What you should do — The listing below should be printed exactly, every line of it. Skip the pictures.

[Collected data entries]

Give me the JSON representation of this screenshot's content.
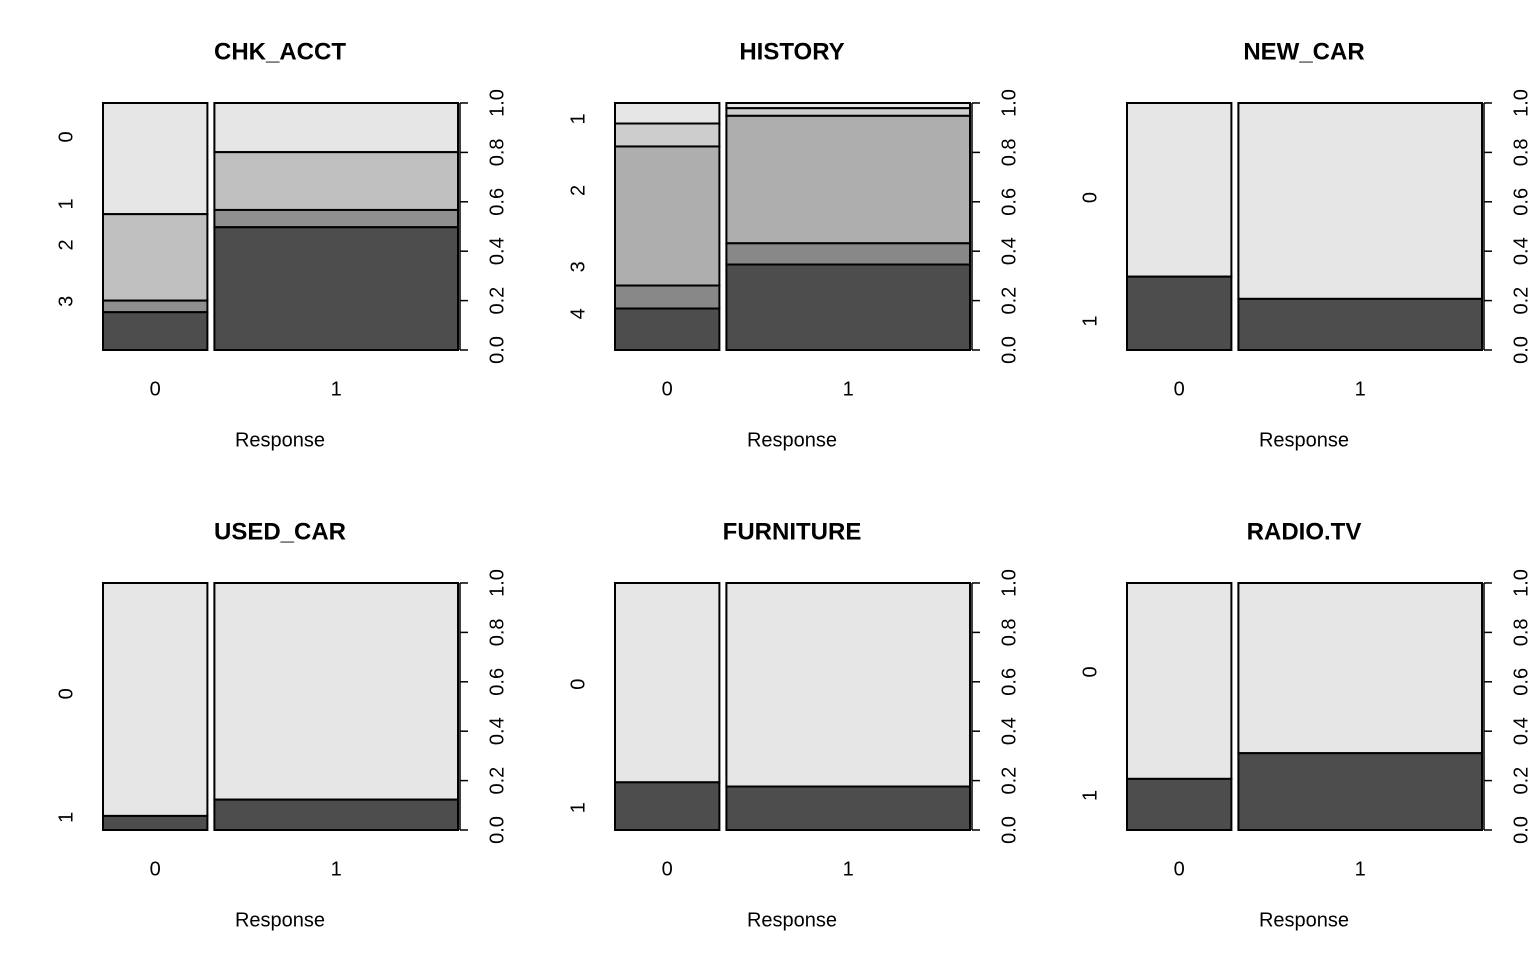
{
  "chart_data": [
    {
      "type": "spine",
      "title": "CHK_ACCT",
      "xlabel": "Response",
      "categories": [
        "0",
        "1"
      ],
      "widths": [
        0.3,
        0.7
      ],
      "series": [
        {
          "name": "0",
          "color": "#e6e6e6",
          "values": [
            0.45,
            0.199
          ]
        },
        {
          "name": "1",
          "color": "#c0c0c0",
          "values": [
            0.35,
            0.234
          ]
        },
        {
          "name": "2",
          "color": "#8f8f8f",
          "values": [
            0.047,
            0.07
          ]
        },
        {
          "name": "3",
          "color": "#4d4d4d",
          "values": [
            0.153,
            0.497
          ]
        }
      ],
      "ylim": [
        0,
        1
      ],
      "yticks": [
        {
          "value": 0,
          "label": "0.0"
        },
        0.2,
        0.4,
        0.6,
        0.8,
        {
          "value": 1,
          "label": "1.0"
        }
      ]
    },
    {
      "type": "spine",
      "title": "HISTORY",
      "xlabel": "Response",
      "categories": [
        "0",
        "1"
      ],
      "widths": [
        0.3,
        0.7
      ],
      "series": [
        {
          "name": null,
          "color": "#e6e6e6",
          "values": [
            0.083,
            0.021
          ]
        },
        {
          "name": "1",
          "color": "#cdcdcd",
          "values": [
            0.093,
            0.031
          ]
        },
        {
          "name": "2",
          "color": "#aeaeae",
          "values": [
            0.563,
            0.516
          ]
        },
        {
          "name": "3",
          "color": "#888888",
          "values": [
            0.093,
            0.086
          ]
        },
        {
          "name": "4",
          "color": "#4d4d4d",
          "values": [
            0.168,
            0.346
          ]
        }
      ],
      "ylim": [
        0,
        1
      ],
      "yticks": [
        {
          "value": 0,
          "label": "0.0"
        },
        0.2,
        0.4,
        0.6,
        0.8,
        {
          "value": 1,
          "label": "1.0"
        }
      ]
    },
    {
      "type": "spine",
      "title": "NEW_CAR",
      "xlabel": "Response",
      "categories": [
        "0",
        "1"
      ],
      "widths": [
        0.3,
        0.7
      ],
      "series": [
        {
          "name": "0",
          "color": "#e6e6e6",
          "values": [
            0.703,
            0.793
          ]
        },
        {
          "name": "1",
          "color": "#4d4d4d",
          "values": [
            0.297,
            0.207
          ]
        }
      ],
      "ylim": [
        0,
        1
      ],
      "yticks": [
        {
          "value": 0,
          "label": "0.0"
        },
        0.2,
        0.4,
        0.6,
        0.8,
        {
          "value": 1,
          "label": "1.0"
        }
      ]
    },
    {
      "type": "spine",
      "title": "USED_CAR",
      "xlabel": "Response",
      "categories": [
        "0",
        "1"
      ],
      "widths": [
        0.3,
        0.7
      ],
      "series": [
        {
          "name": "0",
          "color": "#e6e6e6",
          "values": [
            0.943,
            0.877
          ]
        },
        {
          "name": "1",
          "color": "#4d4d4d",
          "values": [
            0.057,
            0.123
          ]
        }
      ],
      "ylim": [
        0,
        1
      ],
      "yticks": [
        {
          "value": 0,
          "label": "0.0"
        },
        0.2,
        0.4,
        0.6,
        0.8,
        {
          "value": 1,
          "label": "1.0"
        }
      ]
    },
    {
      "type": "spine",
      "title": "FURNITURE",
      "xlabel": "Response",
      "categories": [
        "0",
        "1"
      ],
      "widths": [
        0.3,
        0.7
      ],
      "series": [
        {
          "name": "0",
          "color": "#e6e6e6",
          "values": [
            0.807,
            0.824
          ]
        },
        {
          "name": "1",
          "color": "#4d4d4d",
          "values": [
            0.193,
            0.176
          ]
        }
      ],
      "ylim": [
        0,
        1
      ],
      "yticks": [
        {
          "value": 0,
          "label": "0.0"
        },
        0.2,
        0.4,
        0.6,
        0.8,
        {
          "value": 1,
          "label": "1.0"
        }
      ]
    },
    {
      "type": "spine",
      "title": "RADIO.TV",
      "xlabel": "Response",
      "categories": [
        "0",
        "1"
      ],
      "widths": [
        0.3,
        0.7
      ],
      "series": [
        {
          "name": "0",
          "color": "#e6e6e6",
          "values": [
            0.793,
            0.689
          ]
        },
        {
          "name": "1",
          "color": "#4d4d4d",
          "values": [
            0.207,
            0.311
          ]
        }
      ],
      "ylim": [
        0,
        1
      ],
      "yticks": [
        {
          "value": 0,
          "label": "0.0"
        },
        0.2,
        0.4,
        0.6,
        0.8,
        {
          "value": 1,
          "label": "1.0"
        }
      ]
    }
  ]
}
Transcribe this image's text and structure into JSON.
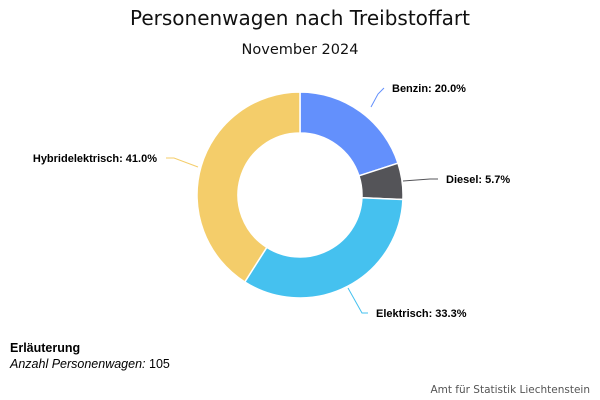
{
  "chart_data": {
    "type": "pie",
    "variant": "donut",
    "title": "Personenwagen nach Treibstoffart",
    "subtitle": "November 2024",
    "slices": [
      {
        "name": "Benzin",
        "value": 20.0,
        "label": "Benzin: 20.0%",
        "color": "#6390fc"
      },
      {
        "name": "Diesel",
        "value": 5.7,
        "label": "Diesel: 5.7%",
        "color": "#545458"
      },
      {
        "name": "Elektrisch",
        "value": 33.3,
        "label": "Elektrisch: 33.3%",
        "color": "#45c1ef"
      },
      {
        "name": "Hybridelektrisch",
        "value": 41.0,
        "label": "Hybridelektrisch: 41.0%",
        "color": "#f4cd6a"
      }
    ],
    "start_angle": "top",
    "direction": "clockwise",
    "legend": "none",
    "unit": "%"
  },
  "note": {
    "heading": "Erläuterung",
    "key": "Anzahl Personenwagen:",
    "value": " 105"
  },
  "source": "Amt für Statistik Liechtenstein"
}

Exercise answer —
Give me the JSON representation of this screenshot's content.
{
  "chart_data": [
    {
      "type": "spine",
      "title": "CHK_ACCT",
      "xlabel": "Response",
      "categories": [
        "0",
        "1"
      ],
      "widths": [
        0.3,
        0.7
      ],
      "series": [
        {
          "name": "0",
          "color": "#e6e6e6",
          "values": [
            0.45,
            0.199
          ]
        },
        {
          "name": "1",
          "color": "#c0c0c0",
          "values": [
            0.35,
            0.234
          ]
        },
        {
          "name": "2",
          "color": "#8f8f8f",
          "values": [
            0.047,
            0.07
          ]
        },
        {
          "name": "3",
          "color": "#4d4d4d",
          "values": [
            0.153,
            0.497
          ]
        }
      ],
      "ylim": [
        0,
        1
      ],
      "yticks": [
        {
          "value": 0,
          "label": "0.0"
        },
        0.2,
        0.4,
        0.6,
        0.8,
        {
          "value": 1,
          "label": "1.0"
        }
      ]
    },
    {
      "type": "spine",
      "title": "HISTORY",
      "xlabel": "Response",
      "categories": [
        "0",
        "1"
      ],
      "widths": [
        0.3,
        0.7
      ],
      "series": [
        {
          "name": null,
          "color": "#e6e6e6",
          "values": [
            0.083,
            0.021
          ]
        },
        {
          "name": "1",
          "color": "#cdcdcd",
          "values": [
            0.093,
            0.031
          ]
        },
        {
          "name": "2",
          "color": "#aeaeae",
          "values": [
            0.563,
            0.516
          ]
        },
        {
          "name": "3",
          "color": "#888888",
          "values": [
            0.093,
            0.086
          ]
        },
        {
          "name": "4",
          "color": "#4d4d4d",
          "values": [
            0.168,
            0.346
          ]
        }
      ],
      "ylim": [
        0,
        1
      ],
      "yticks": [
        {
          "value": 0,
          "label": "0.0"
        },
        0.2,
        0.4,
        0.6,
        0.8,
        {
          "value": 1,
          "label": "1.0"
        }
      ]
    },
    {
      "type": "spine",
      "title": "NEW_CAR",
      "xlabel": "Response",
      "categories": [
        "0",
        "1"
      ],
      "widths": [
        0.3,
        0.7
      ],
      "series": [
        {
          "name": "0",
          "color": "#e6e6e6",
          "values": [
            0.703,
            0.793
          ]
        },
        {
          "name": "1",
          "color": "#4d4d4d",
          "values": [
            0.297,
            0.207
          ]
        }
      ],
      "ylim": [
        0,
        1
      ],
      "yticks": [
        {
          "value": 0,
          "label": "0.0"
        },
        0.2,
        0.4,
        0.6,
        0.8,
        {
          "value": 1,
          "label": "1.0"
        }
      ]
    },
    {
      "type": "spine",
      "title": "USED_CAR",
      "xlabel": "Response",
      "categories": [
        "0",
        "1"
      ],
      "widths": [
        0.3,
        0.7
      ],
      "series": [
        {
          "name": "0",
          "color": "#e6e6e6",
          "values": [
            0.943,
            0.877
          ]
        },
        {
          "name": "1",
          "color": "#4d4d4d",
          "values": [
            0.057,
            0.123
          ]
        }
      ],
      "ylim": [
        0,
        1
      ],
      "yticks": [
        {
          "value": 0,
          "label": "0.0"
        },
        0.2,
        0.4,
        0.6,
        0.8,
        {
          "value": 1,
          "label": "1.0"
        }
      ]
    },
    {
      "type": "spine",
      "title": "FURNITURE",
      "xlabel": "Response",
      "categories": [
        "0",
        "1"
      ],
      "widths": [
        0.3,
        0.7
      ],
      "series": [
        {
          "name": "0",
          "color": "#e6e6e6",
          "values": [
            0.807,
            0.824
          ]
        },
        {
          "name": "1",
          "color": "#4d4d4d",
          "values": [
            0.193,
            0.176
          ]
        }
      ],
      "ylim": [
        0,
        1
      ],
      "yticks": [
        {
          "value": 0,
          "label": "0.0"
        },
        0.2,
        0.4,
        0.6,
        0.8,
        {
          "value": 1,
          "label": "1.0"
        }
      ]
    },
    {
      "type": "spine",
      "title": "RADIO.TV",
      "xlabel": "Response",
      "categories": [
        "0",
        "1"
      ],
      "widths": [
        0.3,
        0.7
      ],
      "series": [
        {
          "name": "0",
          "color": "#e6e6e6",
          "values": [
            0.793,
            0.689
          ]
        },
        {
          "name": "1",
          "color": "#4d4d4d",
          "values": [
            0.207,
            0.311
          ]
        }
      ],
      "ylim": [
        0,
        1
      ],
      "yticks": [
        {
          "value": 0,
          "label": "0.0"
        },
        0.2,
        0.4,
        0.6,
        0.8,
        {
          "value": 1,
          "label": "1.0"
        }
      ]
    }
  ]
}
Transcribe this image's text and structure into JSON.
{
  "chart_data": {
    "type": "pie",
    "variant": "donut",
    "title": "Personenwagen nach Treibstoffart",
    "subtitle": "November 2024",
    "slices": [
      {
        "name": "Benzin",
        "value": 20.0,
        "label": "Benzin: 20.0%",
        "color": "#6390fc"
      },
      {
        "name": "Diesel",
        "value": 5.7,
        "label": "Diesel: 5.7%",
        "color": "#545458"
      },
      {
        "name": "Elektrisch",
        "value": 33.3,
        "label": "Elektrisch: 33.3%",
        "color": "#45c1ef"
      },
      {
        "name": "Hybridelektrisch",
        "value": 41.0,
        "label": "Hybridelektrisch: 41.0%",
        "color": "#f4cd6a"
      }
    ],
    "start_angle": "top",
    "direction": "clockwise",
    "legend": "none",
    "unit": "%"
  },
  "note": {
    "heading": "Erläuterung",
    "key": "Anzahl Personenwagen:",
    "value": " 105"
  },
  "source": "Amt für Statistik Liechtenstein"
}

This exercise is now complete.